**Exercise brief:** Write the records below out again exactly as given, with no images.

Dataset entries

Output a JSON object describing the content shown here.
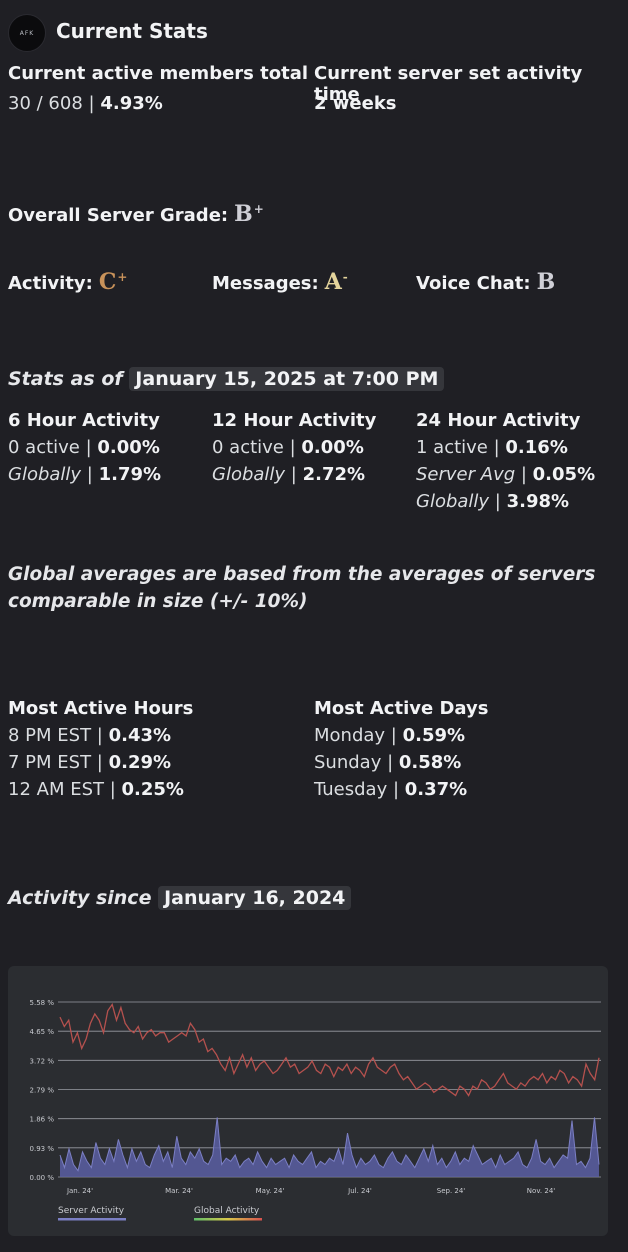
{
  "header": {
    "avatar_text": "AFK",
    "title": "Current Stats"
  },
  "members": {
    "label": "Current active members total",
    "count": "30 / 608",
    "sep": "|",
    "percent": "4.93%"
  },
  "activity_time": {
    "label": "Current server set activity time",
    "value": "2 weeks"
  },
  "grades": {
    "overall_label": "Overall Server Grade:",
    "overall": "B",
    "overall_mod": "+",
    "activity_label": "Activity:",
    "activity": "C",
    "activity_mod": "+",
    "messages_label": "Messages:",
    "messages": "A",
    "messages_mod": "-",
    "voice_label": "Voice Chat:",
    "voice": "B",
    "voice_mod": "",
    "colors": {
      "overall": "#cfcfd6",
      "activity": "#c8925a",
      "messages": "#e4d49c",
      "voice": "#cfcfd6"
    }
  },
  "stats_as_of": {
    "label": "Stats as of",
    "date": "January 15, 2025 at 7:00 PM"
  },
  "windows": [
    {
      "title": "6 Hour Activity",
      "active": "0 active",
      "pct": "0.00%",
      "global_label": "Globally",
      "global_pct": "1.79%"
    },
    {
      "title": "12 Hour Activity",
      "active": "0 active",
      "pct": "0.00%",
      "global_label": "Globally",
      "global_pct": "2.72%"
    },
    {
      "title": "24 Hour Activity",
      "active": "1 active",
      "pct": "0.16%",
      "avg_label": "Server Avg",
      "avg_pct": "0.05%",
      "global_label": "Globally",
      "global_pct": "3.98%"
    }
  ],
  "global_note": [
    "Global averages are based from the averages of servers",
    "comparable in size (+/- 10%)"
  ],
  "active_hours": {
    "title": "Most Active Hours",
    "rows": [
      {
        "label": "8 PM EST",
        "pct": "0.43%"
      },
      {
        "label": "7 PM EST",
        "pct": "0.29%"
      },
      {
        "label": "12 AM EST",
        "pct": "0.25%"
      }
    ]
  },
  "active_days": {
    "title": "Most Active Days",
    "rows": [
      {
        "label": "Monday",
        "pct": "0.59%"
      },
      {
        "label": "Sunday",
        "pct": "0.58%"
      },
      {
        "label": "Tuesday",
        "pct": "0.37%"
      }
    ]
  },
  "activity_since": {
    "label": "Activity since",
    "date": "January 16, 2024"
  },
  "chart_data": {
    "type": "area",
    "y_tick_labels": [
      "0.00 %",
      "0.93 %",
      "1.86 %",
      "2.79 %",
      "3.72 %",
      "4.65 %",
      "5.58 %"
    ],
    "y_ticks": [
      0.0,
      0.93,
      1.86,
      2.79,
      3.72,
      4.65,
      5.58
    ],
    "ylim": [
      0,
      5.58
    ],
    "x_tick_labels": [
      "Jan. 24'",
      "Mar. 24'",
      "May. 24'",
      "Jul. 24'",
      "Sep. 24'",
      "Nov. 24'"
    ],
    "grid": true,
    "legend": {
      "position": "bottom-left"
    },
    "series": [
      {
        "name": "Server Activity",
        "color": "#7b7fc4",
        "values": [
          0.7,
          0.3,
          0.9,
          0.4,
          0.2,
          0.8,
          0.5,
          0.3,
          1.1,
          0.6,
          0.4,
          0.9,
          0.5,
          1.2,
          0.7,
          0.3,
          0.9,
          0.5,
          0.8,
          0.4,
          0.3,
          0.7,
          1.0,
          0.5,
          0.8,
          0.3,
          1.3,
          0.6,
          0.4,
          0.8,
          0.6,
          0.9,
          0.5,
          0.4,
          0.7,
          1.9,
          0.4,
          0.6,
          0.5,
          0.7,
          0.3,
          0.5,
          0.6,
          0.4,
          0.8,
          0.5,
          0.3,
          0.6,
          0.4,
          0.5,
          0.6,
          0.3,
          0.7,
          0.5,
          0.4,
          0.6,
          0.8,
          0.3,
          0.5,
          0.4,
          0.6,
          0.5,
          0.9,
          0.4,
          1.4,
          0.7,
          0.3,
          0.6,
          0.4,
          0.5,
          0.7,
          0.4,
          0.3,
          0.6,
          0.8,
          0.5,
          0.4,
          0.7,
          0.5,
          0.3,
          0.6,
          0.9,
          0.5,
          1.0,
          0.4,
          0.6,
          0.3,
          0.5,
          0.8,
          0.4,
          0.6,
          0.5,
          1.0,
          0.7,
          0.4,
          0.5,
          0.6,
          0.3,
          0.7,
          0.4,
          0.5,
          0.6,
          0.8,
          0.4,
          0.3,
          0.6,
          1.2,
          0.5,
          0.4,
          0.6,
          0.3,
          0.5,
          0.7,
          0.6,
          1.8,
          0.4,
          0.5,
          0.3,
          0.6,
          1.9,
          0.4
        ]
      },
      {
        "name": "Global Activity",
        "color": "#b5514e",
        "legend_gradient": [
          "#5fbf6a",
          "#d8c84a",
          "#d9524f"
        ],
        "values": [
          5.1,
          4.8,
          5.0,
          4.3,
          4.6,
          4.1,
          4.4,
          4.9,
          5.2,
          5.0,
          4.6,
          5.3,
          5.5,
          5.0,
          5.4,
          4.9,
          4.7,
          4.6,
          4.8,
          4.4,
          4.6,
          4.7,
          4.5,
          4.6,
          4.6,
          4.3,
          4.4,
          4.5,
          4.6,
          4.5,
          4.9,
          4.7,
          4.3,
          4.4,
          4.0,
          4.1,
          3.9,
          3.6,
          3.4,
          3.8,
          3.3,
          3.6,
          3.9,
          3.5,
          3.8,
          3.4,
          3.6,
          3.7,
          3.5,
          3.3,
          3.4,
          3.6,
          3.8,
          3.5,
          3.6,
          3.3,
          3.4,
          3.5,
          3.7,
          3.4,
          3.3,
          3.6,
          3.5,
          3.2,
          3.5,
          3.4,
          3.6,
          3.3,
          3.5,
          3.4,
          3.2,
          3.6,
          3.8,
          3.5,
          3.4,
          3.3,
          3.5,
          3.6,
          3.3,
          3.1,
          3.2,
          3.0,
          2.8,
          2.9,
          3.0,
          2.9,
          2.7,
          2.8,
          2.9,
          2.8,
          2.7,
          2.6,
          2.9,
          2.8,
          2.6,
          2.9,
          2.8,
          3.1,
          3.0,
          2.8,
          2.9,
          3.1,
          3.3,
          3.0,
          2.9,
          2.8,
          3.0,
          2.9,
          3.1,
          3.2,
          3.1,
          3.3,
          3.0,
          3.2,
          3.1,
          3.4,
          3.3,
          3.0,
          3.2,
          3.1,
          2.9,
          3.6,
          3.3,
          3.1,
          3.8
        ]
      }
    ]
  }
}
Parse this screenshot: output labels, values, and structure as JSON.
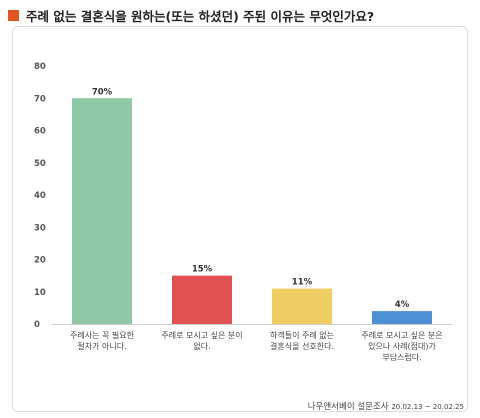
{
  "title": "주례 없는 결혼식을 원하는(또는 하셨던) 주된 이유는 무엇인가요?",
  "accent_color": "#e2551f",
  "chart_data": {
    "type": "bar",
    "categories": [
      [
        "주례사는 꼭 필요한",
        "절차가 아니다."
      ],
      [
        "주례로 모시고 싶은 분이",
        "없다."
      ],
      [
        "하객들이 주례 없는",
        "결혼식을 선호한다."
      ],
      [
        "주례로 모시고 싶은 분은",
        "있으나 사례(접대)가",
        "부담스럽다."
      ]
    ],
    "values": [
      70,
      15,
      11,
      4
    ],
    "value_labels": [
      "70%",
      "15%",
      "11%",
      "4%"
    ],
    "colors": [
      "#8ec8a7",
      "#e05252",
      "#f0cd63",
      "#4d8fd3"
    ],
    "ylim": [
      0,
      80
    ],
    "yticks": [
      0,
      10,
      20,
      30,
      40,
      50,
      60,
      70,
      80
    ],
    "grid": false,
    "legend": "none"
  },
  "footer": {
    "source": "나우앤서베이 설문조사",
    "period": "20.02.13 ~ 20.02.25"
  }
}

**The answer:**
Output a JSON object describing the content shown here.
{
  "header": {
    "avatar_text": "AFK",
    "title": "Current Stats"
  },
  "members": {
    "label": "Current active members total",
    "count": "30 / 608",
    "sep": "|",
    "percent": "4.93%"
  },
  "activity_time": {
    "label": "Current server set activity time",
    "value": "2 weeks"
  },
  "grades": {
    "overall_label": "Overall Server Grade:",
    "overall": "B",
    "overall_mod": "+",
    "activity_label": "Activity:",
    "activity": "C",
    "activity_mod": "+",
    "messages_label": "Messages:",
    "messages": "A",
    "messages_mod": "-",
    "voice_label": "Voice Chat:",
    "voice": "B",
    "voice_mod": "",
    "colors": {
      "overall": "#cfcfd6",
      "activity": "#c8925a",
      "messages": "#e4d49c",
      "voice": "#cfcfd6"
    }
  },
  "stats_as_of": {
    "label": "Stats as of",
    "date": "January 15, 2025 at 7:00 PM"
  },
  "windows": [
    {
      "title": "6 Hour Activity",
      "active": "0 active",
      "pct": "0.00%",
      "global_label": "Globally",
      "global_pct": "1.79%"
    },
    {
      "title": "12 Hour Activity",
      "active": "0 active",
      "pct": "0.00%",
      "global_label": "Globally",
      "global_pct": "2.72%"
    },
    {
      "title": "24 Hour Activity",
      "active": "1 active",
      "pct": "0.16%",
      "avg_label": "Server Avg",
      "avg_pct": "0.05%",
      "global_label": "Globally",
      "global_pct": "3.98%"
    }
  ],
  "global_note": [
    "Global averages are based from the averages of servers",
    "comparable in size (+/- 10%)"
  ],
  "active_hours": {
    "title": "Most Active Hours",
    "rows": [
      {
        "label": "8 PM EST",
        "pct": "0.43%"
      },
      {
        "label": "7 PM EST",
        "pct": "0.29%"
      },
      {
        "label": "12 AM EST",
        "pct": "0.25%"
      }
    ]
  },
  "active_days": {
    "title": "Most Active Days",
    "rows": [
      {
        "label": "Monday",
        "pct": "0.59%"
      },
      {
        "label": "Sunday",
        "pct": "0.58%"
      },
      {
        "label": "Tuesday",
        "pct": "0.37%"
      }
    ]
  },
  "activity_since": {
    "label": "Activity since",
    "date": "January 16, 2024"
  },
  "chart_data": {
    "type": "area",
    "y_tick_labels": [
      "0.00 %",
      "0.93 %",
      "1.86 %",
      "2.79 %",
      "3.72 %",
      "4.65 %",
      "5.58 %"
    ],
    "y_ticks": [
      0.0,
      0.93,
      1.86,
      2.79,
      3.72,
      4.65,
      5.58
    ],
    "ylim": [
      0,
      5.58
    ],
    "x_tick_labels": [
      "Jan. 24'",
      "Mar. 24'",
      "May. 24'",
      "Jul. 24'",
      "Sep. 24'",
      "Nov. 24'"
    ],
    "grid": true,
    "legend": {
      "position": "bottom-left"
    },
    "series": [
      {
        "name": "Server Activity",
        "color": "#7b7fc4",
        "values": [
          0.7,
          0.3,
          0.9,
          0.4,
          0.2,
          0.8,
          0.5,
          0.3,
          1.1,
          0.6,
          0.4,
          0.9,
          0.5,
          1.2,
          0.7,
          0.3,
          0.9,
          0.5,
          0.8,
          0.4,
          0.3,
          0.7,
          1.0,
          0.5,
          0.8,
          0.3,
          1.3,
          0.6,
          0.4,
          0.8,
          0.6,
          0.9,
          0.5,
          0.4,
          0.7,
          1.9,
          0.4,
          0.6,
          0.5,
          0.7,
          0.3,
          0.5,
          0.6,
          0.4,
          0.8,
          0.5,
          0.3,
          0.6,
          0.4,
          0.5,
          0.6,
          0.3,
          0.7,
          0.5,
          0.4,
          0.6,
          0.8,
          0.3,
          0.5,
          0.4,
          0.6,
          0.5,
          0.9,
          0.4,
          1.4,
          0.7,
          0.3,
          0.6,
          0.4,
          0.5,
          0.7,
          0.4,
          0.3,
          0.6,
          0.8,
          0.5,
          0.4,
          0.7,
          0.5,
          0.3,
          0.6,
          0.9,
          0.5,
          1.0,
          0.4,
          0.6,
          0.3,
          0.5,
          0.8,
          0.4,
          0.6,
          0.5,
          1.0,
          0.7,
          0.4,
          0.5,
          0.6,
          0.3,
          0.7,
          0.4,
          0.5,
          0.6,
          0.8,
          0.4,
          0.3,
          0.6,
          1.2,
          0.5,
          0.4,
          0.6,
          0.3,
          0.5,
          0.7,
          0.6,
          1.8,
          0.4,
          0.5,
          0.3,
          0.6,
          1.9,
          0.4
        ]
      },
      {
        "name": "Global Activity",
        "color": "#b5514e",
        "legend_gradient": [
          "#5fbf6a",
          "#d8c84a",
          "#d9524f"
        ],
        "values": [
          5.1,
          4.8,
          5.0,
          4.3,
          4.6,
          4.1,
          4.4,
          4.9,
          5.2,
          5.0,
          4.6,
          5.3,
          5.5,
          5.0,
          5.4,
          4.9,
          4.7,
          4.6,
          4.8,
          4.4,
          4.6,
          4.7,
          4.5,
          4.6,
          4.6,
          4.3,
          4.4,
          4.5,
          4.6,
          4.5,
          4.9,
          4.7,
          4.3,
          4.4,
          4.0,
          4.1,
          3.9,
          3.6,
          3.4,
          3.8,
          3.3,
          3.6,
          3.9,
          3.5,
          3.8,
          3.4,
          3.6,
          3.7,
          3.5,
          3.3,
          3.4,
          3.6,
          3.8,
          3.5,
          3.6,
          3.3,
          3.4,
          3.5,
          3.7,
          3.4,
          3.3,
          3.6,
          3.5,
          3.2,
          3.5,
          3.4,
          3.6,
          3.3,
          3.5,
          3.4,
          3.2,
          3.6,
          3.8,
          3.5,
          3.4,
          3.3,
          3.5,
          3.6,
          3.3,
          3.1,
          3.2,
          3.0,
          2.8,
          2.9,
          3.0,
          2.9,
          2.7,
          2.8,
          2.9,
          2.8,
          2.7,
          2.6,
          2.9,
          2.8,
          2.6,
          2.9,
          2.8,
          3.1,
          3.0,
          2.8,
          2.9,
          3.1,
          3.3,
          3.0,
          2.9,
          2.8,
          3.0,
          2.9,
          3.1,
          3.2,
          3.1,
          3.3,
          3.0,
          3.2,
          3.1,
          3.4,
          3.3,
          3.0,
          3.2,
          3.1,
          2.9,
          3.6,
          3.3,
          3.1,
          3.8
        ]
      }
    ]
  }
}
Parse this screenshot: output labels, values, and structure as JSON.
{
  "title": "주례 없는 결혼식을 원하는(또는 하셨던) 주된 이유는 무엇인가요?",
  "accent_color": "#e2551f",
  "chart_data": {
    "type": "bar",
    "categories": [
      [
        "주례사는 꼭 필요한",
        "절차가 아니다."
      ],
      [
        "주례로 모시고 싶은 분이",
        "없다."
      ],
      [
        "하객들이 주례 없는",
        "결혼식을 선호한다."
      ],
      [
        "주례로 모시고 싶은 분은",
        "있으나 사례(접대)가",
        "부담스럽다."
      ]
    ],
    "values": [
      70,
      15,
      11,
      4
    ],
    "value_labels": [
      "70%",
      "15%",
      "11%",
      "4%"
    ],
    "colors": [
      "#8ec8a7",
      "#e05252",
      "#f0cd63",
      "#4d8fd3"
    ],
    "ylim": [
      0,
      80
    ],
    "yticks": [
      0,
      10,
      20,
      30,
      40,
      50,
      60,
      70,
      80
    ],
    "grid": false,
    "legend": "none"
  },
  "footer": {
    "source": "나우앤서베이 설문조사",
    "period": "20.02.13 ~ 20.02.25"
  }
}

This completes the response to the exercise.